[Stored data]
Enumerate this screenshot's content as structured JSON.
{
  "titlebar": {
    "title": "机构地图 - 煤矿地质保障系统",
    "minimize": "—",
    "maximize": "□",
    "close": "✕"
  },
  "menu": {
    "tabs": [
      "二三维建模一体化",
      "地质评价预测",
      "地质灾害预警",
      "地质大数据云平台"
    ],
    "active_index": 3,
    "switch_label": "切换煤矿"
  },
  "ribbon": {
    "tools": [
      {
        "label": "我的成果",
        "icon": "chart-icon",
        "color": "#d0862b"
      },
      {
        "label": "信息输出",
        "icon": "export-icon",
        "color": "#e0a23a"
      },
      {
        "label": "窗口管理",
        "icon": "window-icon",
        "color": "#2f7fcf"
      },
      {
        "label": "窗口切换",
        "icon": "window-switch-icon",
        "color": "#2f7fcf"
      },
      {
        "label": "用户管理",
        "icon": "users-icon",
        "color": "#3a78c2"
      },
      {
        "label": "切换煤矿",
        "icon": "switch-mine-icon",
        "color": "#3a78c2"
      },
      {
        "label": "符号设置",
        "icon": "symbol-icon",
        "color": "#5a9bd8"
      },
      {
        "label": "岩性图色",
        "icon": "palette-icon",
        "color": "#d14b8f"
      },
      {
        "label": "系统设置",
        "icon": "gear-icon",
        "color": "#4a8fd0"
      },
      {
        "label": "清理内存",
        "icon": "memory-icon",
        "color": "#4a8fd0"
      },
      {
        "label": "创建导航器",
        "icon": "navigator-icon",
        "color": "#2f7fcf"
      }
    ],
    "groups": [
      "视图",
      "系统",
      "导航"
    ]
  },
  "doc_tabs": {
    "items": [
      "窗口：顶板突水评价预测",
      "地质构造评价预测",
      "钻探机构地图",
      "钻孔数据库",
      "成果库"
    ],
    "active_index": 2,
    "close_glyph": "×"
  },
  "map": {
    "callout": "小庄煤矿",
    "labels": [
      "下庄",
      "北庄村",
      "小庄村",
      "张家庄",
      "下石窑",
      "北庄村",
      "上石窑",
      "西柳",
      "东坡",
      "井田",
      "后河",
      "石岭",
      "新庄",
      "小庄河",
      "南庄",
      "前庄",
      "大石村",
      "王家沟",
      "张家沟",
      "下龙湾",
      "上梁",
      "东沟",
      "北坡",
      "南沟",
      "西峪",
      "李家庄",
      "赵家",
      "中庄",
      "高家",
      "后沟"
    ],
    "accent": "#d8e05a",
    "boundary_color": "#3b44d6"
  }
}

Short problem
Give only the number of lines in the data that hold the string "window".

Answer to this problem
2